Challenge: Restate the entries below verbatim.

(Collected data entries)
━━━━━━

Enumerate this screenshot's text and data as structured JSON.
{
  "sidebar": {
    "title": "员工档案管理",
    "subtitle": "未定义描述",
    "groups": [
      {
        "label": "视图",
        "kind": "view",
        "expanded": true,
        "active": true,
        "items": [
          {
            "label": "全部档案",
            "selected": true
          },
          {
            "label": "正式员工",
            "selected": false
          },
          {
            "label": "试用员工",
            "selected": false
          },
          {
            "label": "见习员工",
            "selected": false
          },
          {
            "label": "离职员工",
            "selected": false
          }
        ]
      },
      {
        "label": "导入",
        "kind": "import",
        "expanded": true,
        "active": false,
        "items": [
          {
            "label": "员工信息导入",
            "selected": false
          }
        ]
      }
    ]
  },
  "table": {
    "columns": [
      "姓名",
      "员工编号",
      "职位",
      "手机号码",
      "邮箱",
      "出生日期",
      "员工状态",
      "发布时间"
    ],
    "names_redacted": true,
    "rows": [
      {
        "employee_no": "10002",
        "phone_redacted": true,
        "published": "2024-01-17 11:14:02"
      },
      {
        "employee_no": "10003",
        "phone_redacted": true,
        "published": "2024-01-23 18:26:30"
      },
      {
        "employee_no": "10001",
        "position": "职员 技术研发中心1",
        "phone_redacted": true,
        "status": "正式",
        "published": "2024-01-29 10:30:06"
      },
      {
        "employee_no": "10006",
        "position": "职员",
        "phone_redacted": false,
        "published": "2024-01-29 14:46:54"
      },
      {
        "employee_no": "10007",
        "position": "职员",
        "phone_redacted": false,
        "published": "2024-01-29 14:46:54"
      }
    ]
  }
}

━━━━━━

Finished exercise:
Enumerate this screenshot's text and data as structured JSON.
{
  "sidebar": {
    "title": "员工档案管理",
    "subtitle": "未定义描述",
    "groups": [
      {
        "label": "视图",
        "kind": "view",
        "expanded": true,
        "active": true,
        "items": [
          {
            "label": "全部档案",
            "selected": true
          },
          {
            "label": "正式员工",
            "selected": false
          },
          {
            "label": "试用员工",
            "selected": false
          },
          {
            "label": "见习员工",
            "selected": false
          },
          {
            "label": "离职员工",
            "selected": false
          }
        ]
      },
      {
        "label": "导入",
        "kind": "import",
        "expanded": true,
        "active": false,
        "items": [
          {
            "label": "员工信息导入",
            "selected": false
          }
        ]
      }
    ]
  },
  "table": {
    "columns": [
      "姓名",
      "员工编号",
      "职位",
      "手机号码",
      "邮箱",
      "出生日期",
      "员工状态",
      "发布时间"
    ],
    "names_redacted": true,
    "rows": [
      {
        "employee_no": "10002",
        "phone_redacted": true,
        "published": "2024-01-17 11:14:02"
      },
      {
        "employee_no": "10003",
        "phone_redacted": true,
        "published": "2024-01-23 18:26:30"
      },
      {
        "employee_no": "10001",
        "position": "职员 技术研发中心1",
        "phone_redacted": true,
        "status": "正式",
        "published": "2024-01-29 10:30:06"
      },
      {
        "employee_no": "10006",
        "position": "职员",
        "phone_redacted": false,
        "published": "2024-01-29 14:46:54"
      },
      {
        "employee_no": "10007",
        "position": "职员",
        "phone_redacted": false,
        "published": "2024-01-29 14:46:54"
      }
    ]
  }
}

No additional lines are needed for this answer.